(Figure collection entries)
......
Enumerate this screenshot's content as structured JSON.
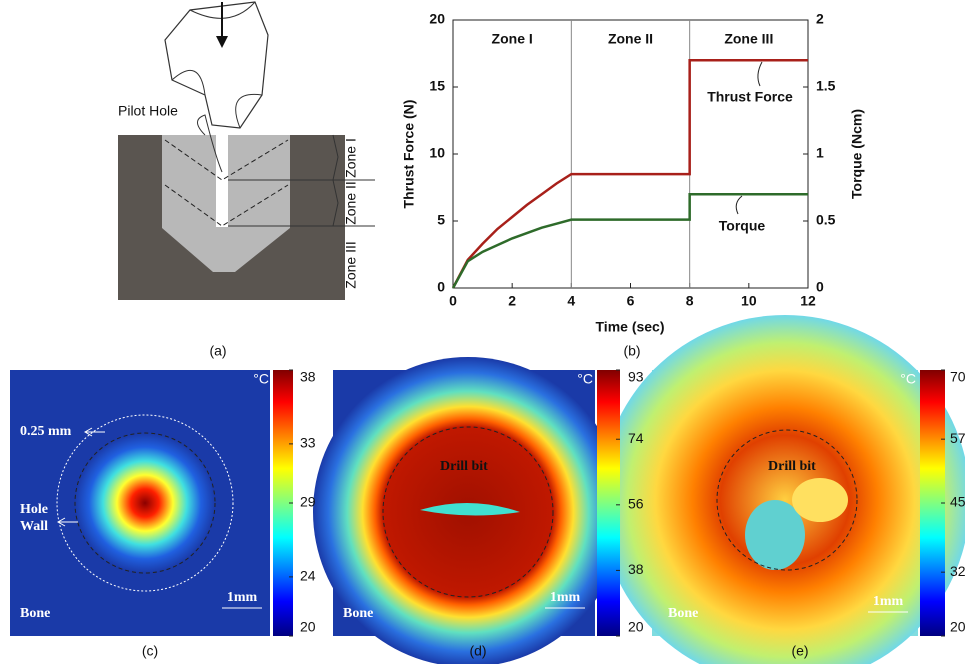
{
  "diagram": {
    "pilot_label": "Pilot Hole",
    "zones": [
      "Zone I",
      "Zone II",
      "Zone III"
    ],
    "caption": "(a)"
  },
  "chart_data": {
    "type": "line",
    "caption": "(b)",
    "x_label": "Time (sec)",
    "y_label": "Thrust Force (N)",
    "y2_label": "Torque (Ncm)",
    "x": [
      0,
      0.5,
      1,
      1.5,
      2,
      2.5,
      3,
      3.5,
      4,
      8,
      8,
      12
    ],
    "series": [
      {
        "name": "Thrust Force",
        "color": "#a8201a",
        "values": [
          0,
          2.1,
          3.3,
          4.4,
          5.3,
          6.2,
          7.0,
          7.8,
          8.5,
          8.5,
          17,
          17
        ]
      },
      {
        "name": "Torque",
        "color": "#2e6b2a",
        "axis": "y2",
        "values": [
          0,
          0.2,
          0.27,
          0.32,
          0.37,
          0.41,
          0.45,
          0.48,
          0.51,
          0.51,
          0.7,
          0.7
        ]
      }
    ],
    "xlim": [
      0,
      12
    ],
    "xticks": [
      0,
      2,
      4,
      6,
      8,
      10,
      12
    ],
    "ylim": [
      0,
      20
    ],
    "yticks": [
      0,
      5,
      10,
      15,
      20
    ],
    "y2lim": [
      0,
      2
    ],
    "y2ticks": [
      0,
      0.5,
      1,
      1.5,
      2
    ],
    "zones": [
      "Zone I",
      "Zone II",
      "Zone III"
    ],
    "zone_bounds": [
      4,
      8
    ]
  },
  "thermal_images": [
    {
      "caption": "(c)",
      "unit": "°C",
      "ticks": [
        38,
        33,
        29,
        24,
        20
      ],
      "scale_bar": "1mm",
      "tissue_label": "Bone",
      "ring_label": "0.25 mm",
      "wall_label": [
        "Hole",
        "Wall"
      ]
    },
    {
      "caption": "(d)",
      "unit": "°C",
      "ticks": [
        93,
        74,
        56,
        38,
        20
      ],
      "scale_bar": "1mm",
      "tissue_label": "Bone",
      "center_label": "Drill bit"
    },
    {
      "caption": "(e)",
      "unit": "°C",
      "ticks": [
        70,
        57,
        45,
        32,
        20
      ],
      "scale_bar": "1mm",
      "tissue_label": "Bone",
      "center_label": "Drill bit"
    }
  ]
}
......
→ **Exercise requirements**: Give the number of lines in the data that contain "caption", with no other words.

→ **Reply to the exercise**: 5